— Begin RECORD EXCERPTS —

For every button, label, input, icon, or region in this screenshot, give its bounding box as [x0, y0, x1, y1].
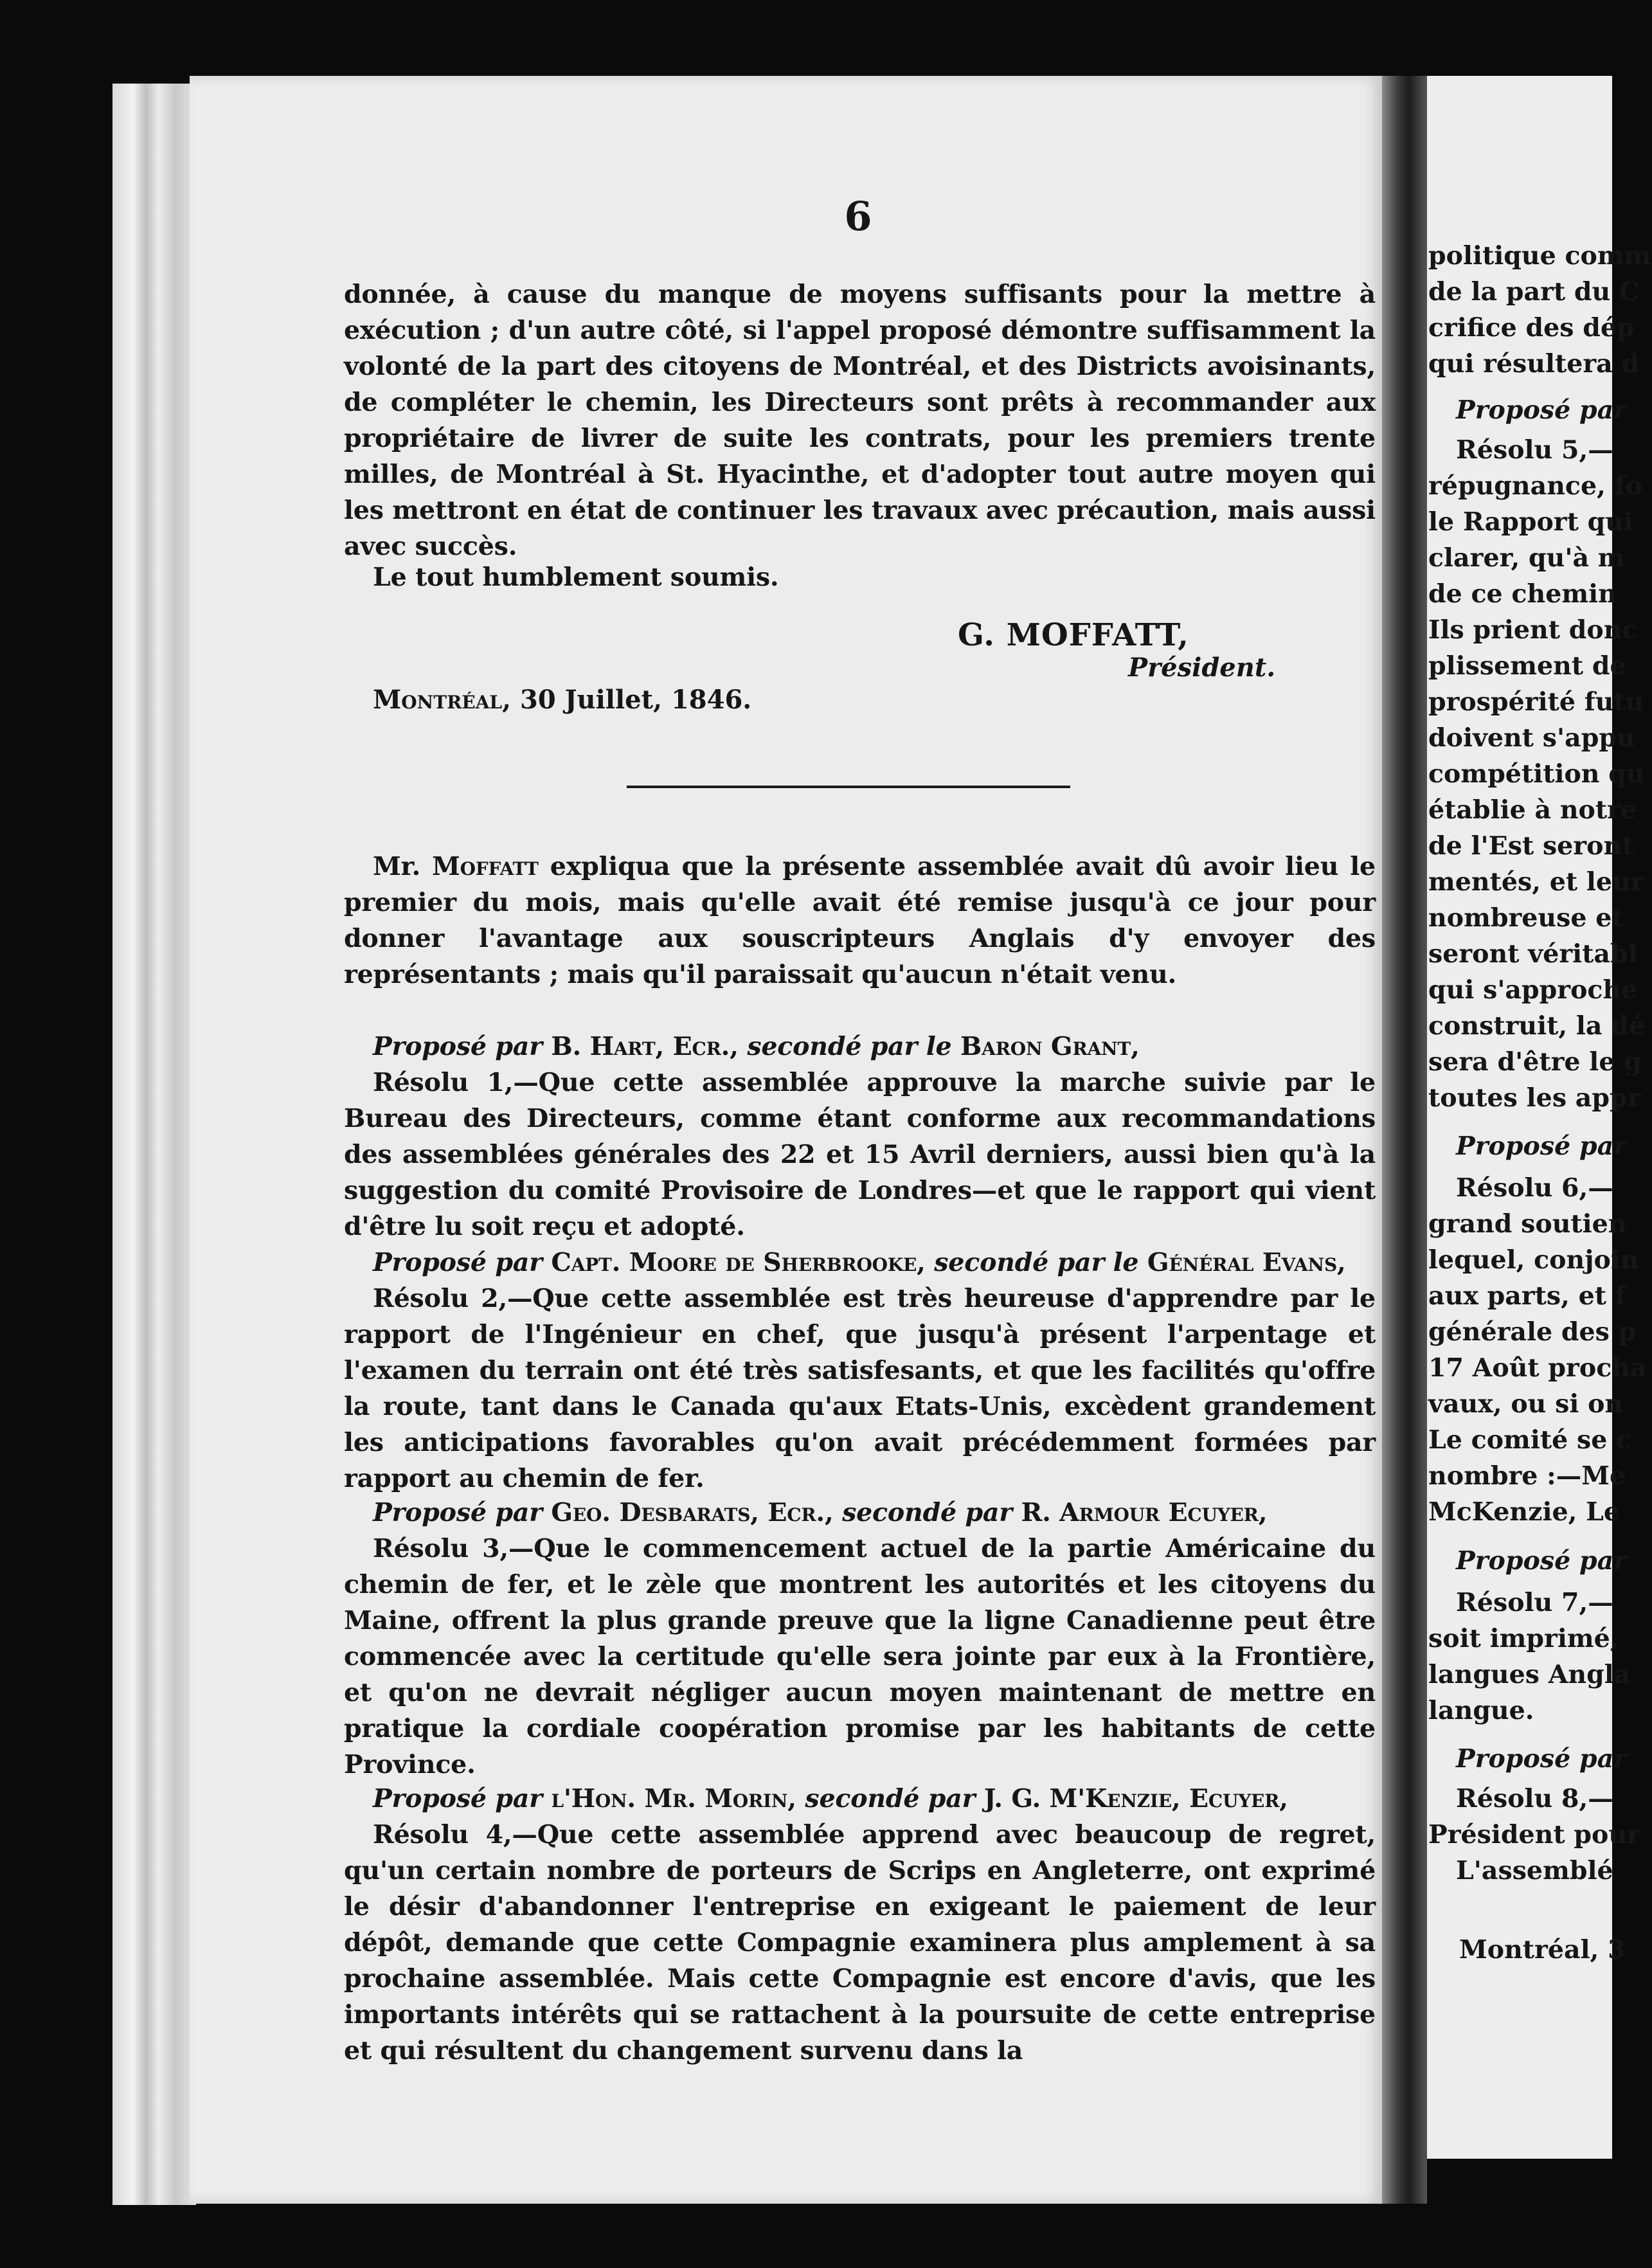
right-page-line: de ce chemin	[1428, 579, 1617, 609]
right-page-line: aux parts, et f	[1428, 1281, 1626, 1311]
separator-rule	[627, 786, 1070, 788]
right-page-line: doivent s'appu	[1428, 723, 1635, 753]
page-number: 6	[844, 193, 872, 240]
right-page-line: le Rapport qui	[1428, 507, 1633, 537]
right-page-line: Proposé par	[1456, 1546, 1627, 1576]
right-page-line: politique comm	[1428, 241, 1651, 271]
motion-seconder: Baron Grant,	[960, 1032, 1140, 1061]
motion-proposed-label: Proposé par	[373, 1784, 543, 1814]
motion-seconded-label: secondé par	[842, 1498, 1012, 1527]
motion-seconded-label: secondé par	[805, 1784, 976, 1814]
right-page-line: crifice des dép	[1428, 313, 1635, 343]
right-page-line: McKenzie, Le	[1428, 1497, 1621, 1527]
right-page-line: grand soutien	[1428, 1209, 1627, 1239]
resolution-4-text	[344, 1817, 1376, 2069]
resolution-body: —Que cette assemblée approuve la marche suivie par le Bureau des Directeurs, comme étant conforme aux recommandations des assemblées générales des 22 et 15 Avril derniers, aussi bien qu'à la suggestion du comité Provisoire de Londres—et que le rapport qui vient d'être lu soit reçu et adopté.	[344, 1068, 1376, 1241]
resolution-4-motion	[344, 1781, 1376, 1817]
date-line	[373, 685, 751, 715]
right-page-line: qui résultera d	[1428, 349, 1640, 379]
right-page-line: Proposé par	[1456, 395, 1627, 425]
motion-seconder: Général Evans,	[1147, 1248, 1346, 1277]
resolution-label: Résolu 3,	[373, 1534, 508, 1563]
right-page-line: Ils prient donc	[1428, 615, 1638, 645]
resolution-body: —Que le commencement actuel de la partie Américaine du chemin de fer, et le zèle que montrent les autorités et les citoyens du Maine, offrent la plus grande preuve que la ligne Canadienne peut être commencée avec la certitude qu'elle sera jointe par eux à la Frontière, et qu'on ne devrait négliger aucun moyen maintenant de mettre en pratique la cordiale coopération promise par les habitants de cette Province.	[344, 1534, 1376, 1779]
right-page-line: de l'Est seront	[1428, 831, 1634, 861]
motion-seconder: J. G. M'Kenzie, Ecuyer,	[983, 1784, 1288, 1814]
resolution-2-text	[344, 1281, 1376, 1497]
resolution-3-text	[344, 1531, 1376, 1783]
resolution-3-motion	[344, 1495, 1376, 1531]
closing-line: Le tout humblement soumis.	[373, 562, 779, 592]
right-page-line: mentés, et leur	[1428, 867, 1644, 897]
motion-mover: l'Hon. Mr. Morin,	[551, 1784, 796, 1814]
resolution-1-text	[344, 1065, 1376, 1245]
motion-seconded-label: secondé par le	[934, 1248, 1139, 1277]
right-page-line: soit imprimé,	[1428, 1624, 1619, 1653]
motion-mover: Capt. Moore de Sherbrooke,	[551, 1248, 926, 1277]
report-closing-paragraph: donnée, à cause du manque de moyens suffisants pour la mettre à exécution ; d'un autre côté, si l'appel proposé démontre suffisamment la volonté de la part des citoyens de Montréal, et des Districts avoisinants, de compléter le chemin, les Directeurs sont prêts à recommander aux propriétaire de livrer de suite les contrats, pour les premiers trente milles, de Montréal à St. Hyacinthe, et d'adopter tout autre moyen qui les mettront en état de continuer les travaux avec précaution, mais aussi avec succès.	[344, 280, 1376, 561]
right-page-line: compétition qu	[1428, 759, 1645, 789]
date-text: 30 Juillet, 1846.	[519, 685, 752, 715]
right-page-line: toutes les appr	[1428, 1083, 1641, 1113]
right-page-line: L'assemblé	[1456, 1856, 1613, 1886]
right-page-line: de la part du C	[1428, 277, 1640, 307]
motion-proposed-label: Proposé par	[373, 1248, 543, 1277]
motion-proposed-label: Proposé par	[373, 1498, 543, 1527]
right-page-line: Résolu 6,—	[1456, 1173, 1613, 1203]
date-place: Montréal,	[373, 685, 512, 715]
motion-seconded-label: secondé par le	[747, 1032, 952, 1061]
resolution-2-motion	[344, 1245, 1376, 1281]
right-page-line: prospérité futu	[1428, 687, 1644, 717]
right-page-line: vaux, ou si on	[1428, 1389, 1624, 1419]
right-page-line: Résolu 8,—	[1456, 1784, 1613, 1814]
right-page-line: Résolu 5,—	[1456, 435, 1613, 465]
moffatt-name: Moffatt	[432, 852, 539, 881]
motion-mover: Geo. Desbarats, Ecr.,	[551, 1498, 834, 1527]
signature-title: Président.	[1128, 652, 1276, 683]
right-page-line: langues Angla	[1428, 1660, 1631, 1689]
resolution-1-motion	[344, 1029, 1376, 1065]
right-page-line: sera d'être le g	[1428, 1047, 1642, 1077]
right-page-line: 17 Août procha	[1428, 1353, 1647, 1383]
right-page-line: Proposé par	[1456, 1131, 1627, 1161]
motion-mover: B. Hart, Ecr.,	[551, 1032, 739, 1061]
right-page-line: Résolu 7,—	[1456, 1588, 1613, 1617]
right-page-line: plissement de	[1428, 651, 1626, 681]
motion-seconder: R. Armour Ecuyer,	[1021, 1498, 1268, 1527]
right-page-line: générale des p	[1428, 1317, 1637, 1347]
right-page-line: Président pour	[1428, 1820, 1640, 1850]
right-page-line: qui s'approche	[1428, 975, 1638, 1005]
resolution-body: —Que cette assemblée est très heureuse d'apprendre par le rapport de l'Ingénieur en chef, que jusqu'à présent l'arpentage et l'examen du terrain ont été très satisfesants, et que les facilités qu'offre la route, tant dans le Canada qu'aux Etats-Unis, excèdent grandement les anticipations favorables qu'on avait précédemment formées par rapport au chemin de fer.	[344, 1284, 1376, 1493]
signature-name: G. MOFFATT,	[958, 617, 1189, 653]
right-page-line: Le comité se c	[1428, 1425, 1632, 1455]
book-gutter	[1382, 76, 1427, 2204]
resolution-label: Résolu 4,	[373, 1820, 512, 1850]
left-page-edges	[112, 84, 196, 2205]
right-page-line: seront véritabl	[1428, 939, 1638, 969]
resolution-label: Résolu 1,	[373, 1068, 514, 1097]
right-page-line: Montréal, 3	[1459, 1935, 1626, 1965]
right-page-line: répugnance, fo	[1428, 471, 1642, 501]
right-page-line: nombre :—Me	[1428, 1461, 1626, 1491]
right-page-line: langue.	[1428, 1696, 1534, 1725]
resolution-body: —Que cette assemblée apprend avec beaucoup de regret, qu'un certain nombre de porteurs de Scrips en Angleterre, ont exprimé le désir d'abandonner l'entreprise en exigeant le paiement de leur dépôt, demande que cette Compagnie examinera plus amplement à sa prochaine assemblée. Mais cette Compagnie est encore d'avis, que les importants intérêts qui se rattachent à la poursuite de cette entreprise et qui résultent du changement survenu dans la	[344, 1820, 1376, 2066]
motion-proposed-label: Proposé par	[373, 1032, 543, 1061]
moffatt-prefix: Mr.	[373, 852, 421, 881]
resolution-label: Résolu 2,	[373, 1284, 507, 1313]
right-page-line: clarer, qu'à m	[1428, 543, 1625, 573]
right-page-line: Proposé par	[1456, 1744, 1627, 1774]
right-page-line: lequel, conjoin	[1428, 1245, 1639, 1275]
moffatt-text: expliqua que la présente assemblée avait dû avoir lieu le premier du mois, mais qu'elle avait été remise jusqu'à ce jour pour donner l'avantage aux souscripteurs Anglais d'y envoyer des représentants ; mais qu'il paraissait qu'aucun n'était venu.	[344, 852, 1376, 989]
right-page-line: nombreuse et	[1428, 903, 1624, 933]
moffatt-paragraph	[344, 849, 1376, 993]
right-page-line: construit, la dé	[1428, 1011, 1645, 1041]
right-page-line: établie à notre	[1428, 795, 1637, 825]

— End RECORD EXCERPTS —

_YOUR INSTRUCTIONS_
Reproduce, with no changes, the lines of the material starting at the line that contains "right-page-line: de ce" and ending at the line that contains "1817, 1376, 2069]". Include both of those lines.

_FINISHED EXERCISE_
right-page-line: de ce chemin	[1428, 579, 1617, 609]
right-page-line: aux parts, et f	[1428, 1281, 1626, 1311]
separator-rule	[627, 786, 1070, 788]
right-page-line: doivent s'appu	[1428, 723, 1635, 753]
page-number: 6	[844, 193, 872, 240]
right-page-line: le Rapport qui	[1428, 507, 1633, 537]
right-page-line: Proposé par	[1456, 1546, 1627, 1576]
right-page-line: politique comm	[1428, 241, 1651, 271]
motion-seconder: Baron Grant,	[960, 1032, 1140, 1061]
motion-proposed-label: Proposé par	[373, 1784, 543, 1814]
motion-seconded-label: secondé par	[842, 1498, 1012, 1527]
motion-seconded-label: secondé par	[805, 1784, 976, 1814]
right-page-line: crifice des dép	[1428, 313, 1635, 343]
right-page-line: McKenzie, Le	[1428, 1497, 1621, 1527]
right-page-line: grand soutien	[1428, 1209, 1627, 1239]
resolution-4-text	[344, 1817, 1376, 2069]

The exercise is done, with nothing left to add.